**Given request**
Read the data and repeat it in full, exactly.

**Input rows**

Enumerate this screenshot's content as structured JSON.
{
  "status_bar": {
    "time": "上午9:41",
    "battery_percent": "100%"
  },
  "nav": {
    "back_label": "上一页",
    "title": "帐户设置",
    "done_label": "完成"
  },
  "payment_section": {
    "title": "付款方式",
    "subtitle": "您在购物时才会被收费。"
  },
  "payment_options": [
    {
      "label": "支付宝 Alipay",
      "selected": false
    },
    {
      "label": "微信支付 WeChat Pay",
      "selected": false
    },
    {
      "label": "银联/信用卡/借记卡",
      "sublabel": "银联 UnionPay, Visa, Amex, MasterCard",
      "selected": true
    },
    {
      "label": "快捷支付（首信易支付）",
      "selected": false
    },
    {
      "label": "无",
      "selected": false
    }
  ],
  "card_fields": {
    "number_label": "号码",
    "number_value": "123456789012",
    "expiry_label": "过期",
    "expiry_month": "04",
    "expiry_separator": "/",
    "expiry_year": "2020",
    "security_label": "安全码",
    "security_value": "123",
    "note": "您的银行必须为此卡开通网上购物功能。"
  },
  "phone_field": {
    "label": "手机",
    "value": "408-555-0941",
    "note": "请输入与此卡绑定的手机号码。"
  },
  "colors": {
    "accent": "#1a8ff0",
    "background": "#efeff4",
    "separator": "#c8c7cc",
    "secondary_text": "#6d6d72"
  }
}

**Answer below**
Enumerate this screenshot's content as structured JSON.
{
  "status_bar": {
    "time": "上午9:41",
    "battery_percent": "100%"
  },
  "nav": {
    "back_label": "上一页",
    "title": "帐户设置",
    "done_label": "完成"
  },
  "payment_section": {
    "title": "付款方式",
    "subtitle": "您在购物时才会被收费。"
  },
  "payment_options": [
    {
      "label": "支付宝 Alipay",
      "selected": false
    },
    {
      "label": "微信支付 WeChat Pay",
      "selected": false
    },
    {
      "label": "银联/信用卡/借记卡",
      "sublabel": "银联 UnionPay, Visa, Amex, MasterCard",
      "selected": true
    },
    {
      "label": "快捷支付（首信易支付）",
      "selected": false
    },
    {
      "label": "无",
      "selected": false
    }
  ],
  "card_fields": {
    "number_label": "号码",
    "number_value": "123456789012",
    "expiry_label": "过期",
    "expiry_month": "04",
    "expiry_separator": "/",
    "expiry_year": "2020",
    "security_label": "安全码",
    "security_value": "123",
    "note": "您的银行必须为此卡开通网上购物功能。"
  },
  "phone_field": {
    "label": "手机",
    "value": "408-555-0941",
    "note": "请输入与此卡绑定的手机号码。"
  },
  "colors": {
    "accent": "#1a8ff0",
    "background": "#efeff4",
    "separator": "#c8c7cc",
    "secondary_text": "#6d6d72"
  }
}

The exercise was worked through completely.